## [WRITTEN PROBLEM]
Under this task are some entries; return every one of them exactly.

++++++++++

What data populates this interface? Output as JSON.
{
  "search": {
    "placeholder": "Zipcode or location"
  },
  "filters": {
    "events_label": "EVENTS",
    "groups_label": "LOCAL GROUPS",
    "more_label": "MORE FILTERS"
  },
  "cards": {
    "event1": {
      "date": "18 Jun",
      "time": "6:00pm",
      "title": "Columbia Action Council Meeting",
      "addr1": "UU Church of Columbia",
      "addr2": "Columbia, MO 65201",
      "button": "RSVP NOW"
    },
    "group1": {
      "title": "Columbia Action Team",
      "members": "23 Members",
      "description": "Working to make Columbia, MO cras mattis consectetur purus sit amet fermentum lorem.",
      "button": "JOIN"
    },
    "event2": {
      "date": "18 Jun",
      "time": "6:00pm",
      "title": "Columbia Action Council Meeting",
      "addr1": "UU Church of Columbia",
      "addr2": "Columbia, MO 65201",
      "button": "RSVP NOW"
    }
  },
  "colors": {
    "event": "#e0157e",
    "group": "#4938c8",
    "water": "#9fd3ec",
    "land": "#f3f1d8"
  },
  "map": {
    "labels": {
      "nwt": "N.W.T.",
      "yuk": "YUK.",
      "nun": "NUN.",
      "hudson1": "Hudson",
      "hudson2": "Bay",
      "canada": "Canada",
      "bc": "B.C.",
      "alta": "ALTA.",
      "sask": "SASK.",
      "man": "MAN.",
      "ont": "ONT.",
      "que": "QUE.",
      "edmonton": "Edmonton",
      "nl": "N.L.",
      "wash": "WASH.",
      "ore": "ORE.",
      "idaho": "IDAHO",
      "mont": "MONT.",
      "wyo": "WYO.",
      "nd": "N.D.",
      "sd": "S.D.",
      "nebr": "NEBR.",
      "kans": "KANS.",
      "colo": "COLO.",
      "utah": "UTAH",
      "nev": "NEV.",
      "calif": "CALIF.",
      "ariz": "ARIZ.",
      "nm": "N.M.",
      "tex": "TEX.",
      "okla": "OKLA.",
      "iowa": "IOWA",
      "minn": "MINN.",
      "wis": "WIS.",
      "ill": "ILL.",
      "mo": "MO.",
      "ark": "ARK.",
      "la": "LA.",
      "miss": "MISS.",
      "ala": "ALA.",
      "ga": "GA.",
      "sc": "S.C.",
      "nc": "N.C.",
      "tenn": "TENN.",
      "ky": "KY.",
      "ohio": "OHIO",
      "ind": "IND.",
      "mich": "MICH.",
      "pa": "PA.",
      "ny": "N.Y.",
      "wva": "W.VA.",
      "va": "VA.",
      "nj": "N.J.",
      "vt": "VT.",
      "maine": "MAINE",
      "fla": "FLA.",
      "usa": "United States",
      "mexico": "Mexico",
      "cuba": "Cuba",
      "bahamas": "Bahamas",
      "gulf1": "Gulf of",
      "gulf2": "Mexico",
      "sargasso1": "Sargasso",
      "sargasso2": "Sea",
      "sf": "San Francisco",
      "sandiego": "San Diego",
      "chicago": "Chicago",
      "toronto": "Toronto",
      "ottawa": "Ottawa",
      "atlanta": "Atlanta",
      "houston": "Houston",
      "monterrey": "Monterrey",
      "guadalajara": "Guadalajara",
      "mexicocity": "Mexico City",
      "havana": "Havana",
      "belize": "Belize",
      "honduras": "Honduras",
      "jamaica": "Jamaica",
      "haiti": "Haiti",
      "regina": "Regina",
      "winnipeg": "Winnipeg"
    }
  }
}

++++++++++

## [SOLUTION TO THE PROBLEM]
What data populates this interface? Output as JSON.
{
  "search": {
    "placeholder": "Zipcode or location"
  },
  "filters": {
    "events_label": "EVENTS",
    "groups_label": "LOCAL GROUPS",
    "more_label": "MORE FILTERS"
  },
  "cards": {
    "event1": {
      "date": "18 Jun",
      "time": "6:00pm",
      "title": "Columbia Action Council Meeting",
      "addr1": "UU Church of Columbia",
      "addr2": "Columbia, MO 65201",
      "button": "RSVP NOW"
    },
    "group1": {
      "title": "Columbia Action Team",
      "members": "23 Members",
      "description": "Working to make Columbia, MO cras mattis consectetur purus sit amet fermentum lorem.",
      "button": "JOIN"
    },
    "event2": {
      "date": "18 Jun",
      "time": "6:00pm",
      "title": "Columbia Action Council Meeting",
      "addr1": "UU Church of Columbia",
      "addr2": "Columbia, MO 65201",
      "button": "RSVP NOW"
    }
  },
  "colors": {
    "event": "#e0157e",
    "group": "#4938c8",
    "water": "#9fd3ec",
    "land": "#f3f1d8"
  },
  "map": {
    "labels": {
      "nwt": "N.W.T.",
      "yuk": "YUK.",
      "nun": "NUN.",
      "hudson1": "Hudson",
      "hudson2": "Bay",
      "canada": "Canada",
      "bc": "B.C.",
      "alta": "ALTA.",
      "sask": "SASK.",
      "man": "MAN.",
      "ont": "ONT.",
      "que": "QUE.",
      "edmonton": "Edmonton",
      "nl": "N.L.",
      "wash": "WASH.",
      "ore": "ORE.",
      "idaho": "IDAHO",
      "mont": "MONT.",
      "wyo": "WYO.",
      "nd": "N.D.",
      "sd": "S.D.",
      "nebr": "NEBR.",
      "kans": "KANS.",
      "colo": "COLO.",
      "utah": "UTAH",
      "nev": "NEV.",
      "calif": "CALIF.",
      "ariz": "ARIZ.",
      "nm": "N.M.",
      "tex": "TEX.",
      "okla": "OKLA.",
      "iowa": "IOWA",
      "minn": "MINN.",
      "wis": "WIS.",
      "ill": "ILL.",
      "mo": "MO.",
      "ark": "ARK.",
      "la": "LA.",
      "miss": "MISS.",
      "ala": "ALA.",
      "ga": "GA.",
      "sc": "S.C.",
      "nc": "N.C.",
      "tenn": "TENN.",
      "ky": "KY.",
      "ohio": "OHIO",
      "ind": "IND.",
      "mich": "MICH.",
      "pa": "PA.",
      "ny": "N.Y.",
      "wva": "W.VA.",
      "va": "VA.",
      "nj": "N.J.",
      "vt": "VT.",
      "maine": "MAINE",
      "fla": "FLA.",
      "usa": "United States",
      "mexico": "Mexico",
      "cuba": "Cuba",
      "bahamas": "Bahamas",
      "gulf1": "Gulf of",
      "gulf2": "Mexico",
      "sargasso1": "Sargasso",
      "sargasso2": "Sea",
      "sf": "San Francisco",
      "sandiego": "San Diego",
      "chicago": "Chicago",
      "toronto": "Toronto",
      "ottawa": "Ottawa",
      "atlanta": "Atlanta",
      "houston": "Houston",
      "monterrey": "Monterrey",
      "guadalajara": "Guadalajara",
      "mexicocity": "Mexico City",
      "havana": "Havana",
      "belize": "Belize",
      "honduras": "Honduras",
      "jamaica": "Jamaica",
      "haiti": "Haiti",
      "regina": "Regina",
      "winnipeg": "Winnipeg"
    }
  }
}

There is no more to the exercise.